══ GIVEN INFORMATION
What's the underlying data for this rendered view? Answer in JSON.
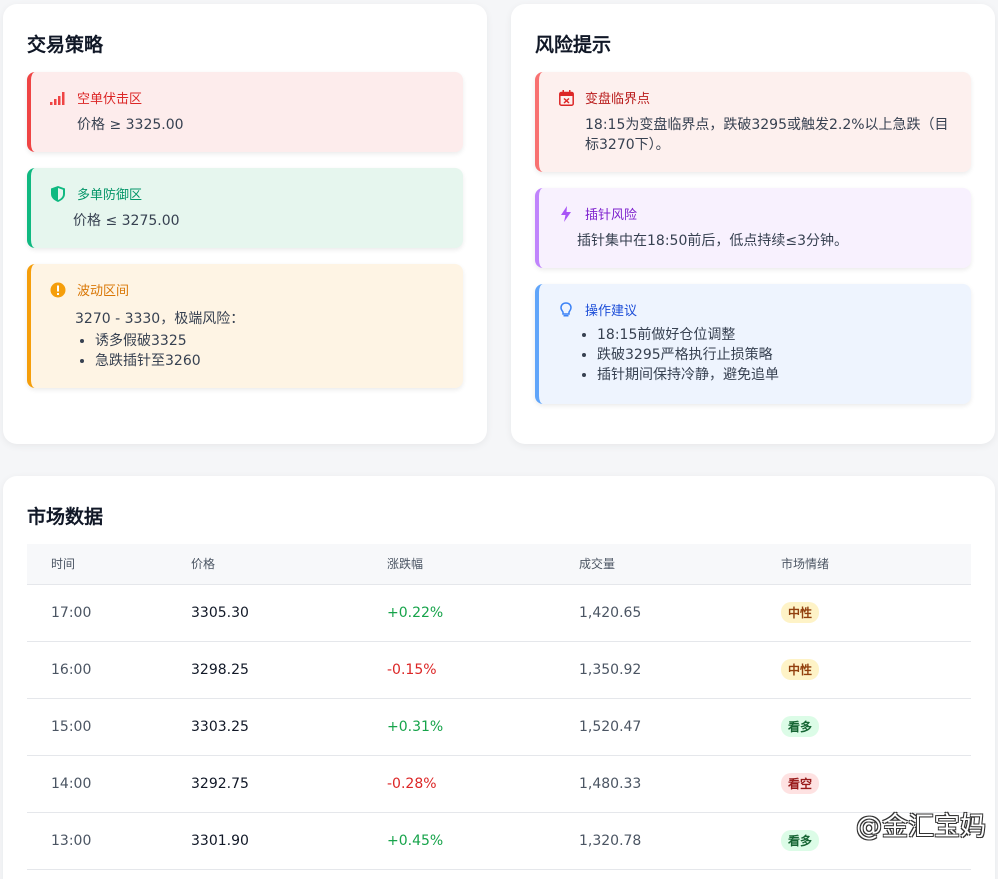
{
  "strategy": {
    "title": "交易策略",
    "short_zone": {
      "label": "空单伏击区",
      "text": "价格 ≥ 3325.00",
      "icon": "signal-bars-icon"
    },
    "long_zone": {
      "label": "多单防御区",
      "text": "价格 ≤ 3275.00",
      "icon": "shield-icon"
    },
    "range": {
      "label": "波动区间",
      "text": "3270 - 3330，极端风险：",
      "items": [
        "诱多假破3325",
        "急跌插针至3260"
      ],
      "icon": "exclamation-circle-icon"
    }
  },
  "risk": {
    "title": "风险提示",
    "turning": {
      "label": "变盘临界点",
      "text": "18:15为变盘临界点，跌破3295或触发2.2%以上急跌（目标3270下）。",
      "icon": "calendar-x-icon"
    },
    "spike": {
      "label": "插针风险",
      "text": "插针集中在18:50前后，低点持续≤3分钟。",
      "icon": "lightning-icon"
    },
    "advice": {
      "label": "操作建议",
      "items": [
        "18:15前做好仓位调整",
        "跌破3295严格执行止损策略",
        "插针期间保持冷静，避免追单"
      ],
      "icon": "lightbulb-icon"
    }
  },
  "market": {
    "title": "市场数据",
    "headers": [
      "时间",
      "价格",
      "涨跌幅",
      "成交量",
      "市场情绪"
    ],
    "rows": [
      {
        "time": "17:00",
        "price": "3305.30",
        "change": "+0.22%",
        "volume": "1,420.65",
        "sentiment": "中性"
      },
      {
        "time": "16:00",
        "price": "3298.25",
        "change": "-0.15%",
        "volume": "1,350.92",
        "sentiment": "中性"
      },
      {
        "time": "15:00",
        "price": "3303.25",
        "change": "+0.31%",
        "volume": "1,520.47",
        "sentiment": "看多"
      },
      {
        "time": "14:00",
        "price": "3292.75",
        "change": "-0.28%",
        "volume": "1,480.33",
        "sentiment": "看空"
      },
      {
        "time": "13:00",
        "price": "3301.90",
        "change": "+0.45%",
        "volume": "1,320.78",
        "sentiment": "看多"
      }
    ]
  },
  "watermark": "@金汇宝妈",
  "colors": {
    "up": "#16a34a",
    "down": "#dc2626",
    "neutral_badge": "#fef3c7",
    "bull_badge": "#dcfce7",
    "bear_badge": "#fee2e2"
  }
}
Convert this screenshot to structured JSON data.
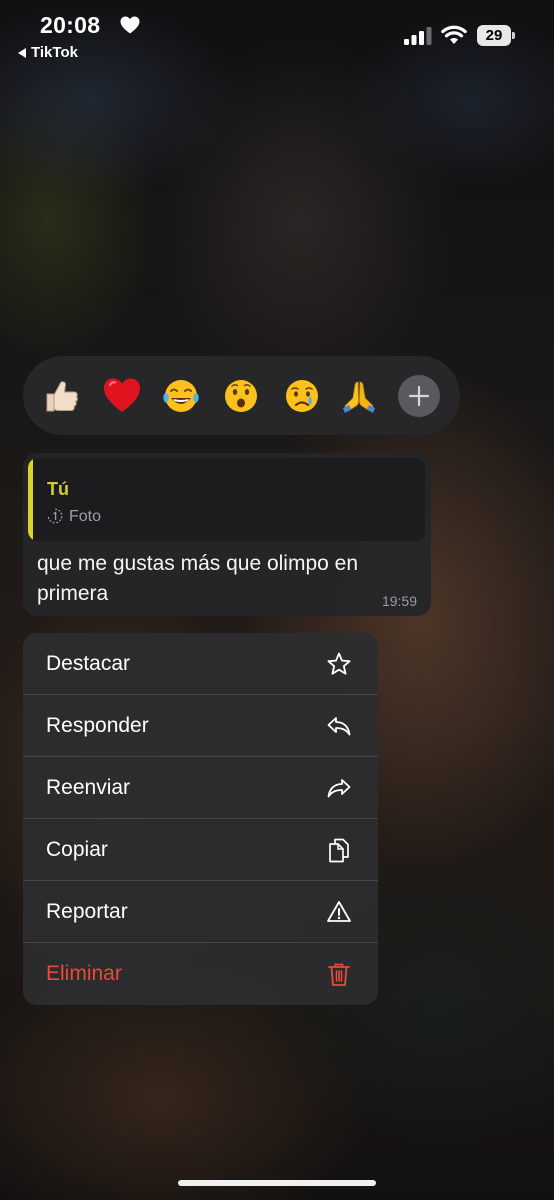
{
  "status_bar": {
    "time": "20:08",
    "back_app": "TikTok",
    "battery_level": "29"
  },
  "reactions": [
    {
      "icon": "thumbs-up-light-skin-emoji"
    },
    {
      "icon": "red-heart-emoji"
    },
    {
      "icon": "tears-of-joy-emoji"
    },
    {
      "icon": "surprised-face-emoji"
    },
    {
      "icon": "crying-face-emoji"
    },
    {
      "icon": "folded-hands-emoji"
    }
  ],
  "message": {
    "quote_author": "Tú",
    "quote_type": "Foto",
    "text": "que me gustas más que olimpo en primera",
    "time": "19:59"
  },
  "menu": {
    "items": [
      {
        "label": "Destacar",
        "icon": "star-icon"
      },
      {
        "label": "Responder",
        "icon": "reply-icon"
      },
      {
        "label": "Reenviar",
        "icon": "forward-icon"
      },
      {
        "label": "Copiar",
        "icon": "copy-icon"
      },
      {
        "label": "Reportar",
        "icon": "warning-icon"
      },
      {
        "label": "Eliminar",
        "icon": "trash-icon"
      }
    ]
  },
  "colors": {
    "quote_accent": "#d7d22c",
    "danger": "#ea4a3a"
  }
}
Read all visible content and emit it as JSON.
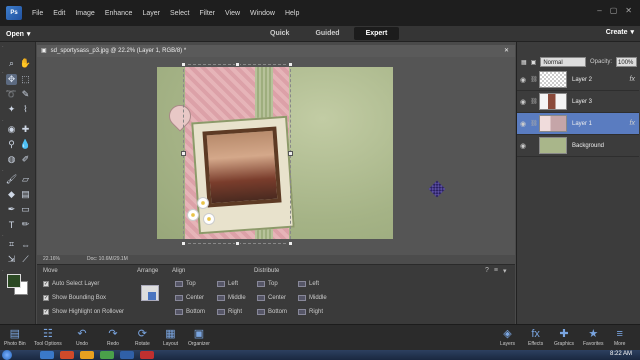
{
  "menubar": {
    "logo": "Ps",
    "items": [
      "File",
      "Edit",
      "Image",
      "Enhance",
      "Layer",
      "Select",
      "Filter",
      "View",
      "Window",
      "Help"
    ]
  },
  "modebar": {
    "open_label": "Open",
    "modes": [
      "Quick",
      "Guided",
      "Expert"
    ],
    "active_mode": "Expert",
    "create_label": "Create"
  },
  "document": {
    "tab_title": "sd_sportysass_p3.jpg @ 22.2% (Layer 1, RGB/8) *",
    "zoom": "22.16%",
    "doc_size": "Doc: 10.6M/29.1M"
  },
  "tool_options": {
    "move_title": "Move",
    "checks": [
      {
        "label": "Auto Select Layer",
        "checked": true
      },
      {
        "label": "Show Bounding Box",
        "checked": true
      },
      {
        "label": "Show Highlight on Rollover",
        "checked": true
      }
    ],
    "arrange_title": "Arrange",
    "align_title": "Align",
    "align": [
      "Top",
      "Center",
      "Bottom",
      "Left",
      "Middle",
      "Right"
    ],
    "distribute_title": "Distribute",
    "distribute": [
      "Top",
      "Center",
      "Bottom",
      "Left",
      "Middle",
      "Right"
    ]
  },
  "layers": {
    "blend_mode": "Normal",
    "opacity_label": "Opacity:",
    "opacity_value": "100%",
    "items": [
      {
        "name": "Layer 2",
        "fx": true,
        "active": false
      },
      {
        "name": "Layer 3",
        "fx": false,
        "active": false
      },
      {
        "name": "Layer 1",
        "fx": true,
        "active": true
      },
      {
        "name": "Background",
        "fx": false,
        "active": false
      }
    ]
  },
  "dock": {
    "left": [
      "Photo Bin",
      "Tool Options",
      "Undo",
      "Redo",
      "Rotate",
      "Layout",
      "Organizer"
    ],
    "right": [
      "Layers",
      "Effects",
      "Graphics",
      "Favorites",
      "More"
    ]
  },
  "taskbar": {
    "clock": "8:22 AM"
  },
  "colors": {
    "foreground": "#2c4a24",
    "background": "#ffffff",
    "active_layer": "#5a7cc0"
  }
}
════
**WORK REQUIRED**
Which lines include the word "JSON"? Copy every one of them.

**TASK RESPONSE**
What's the underlying data for this rendered view? Answer in JSON.
Convert this screenshot to structured JSON data.
Read all visible content and emit it as JSON.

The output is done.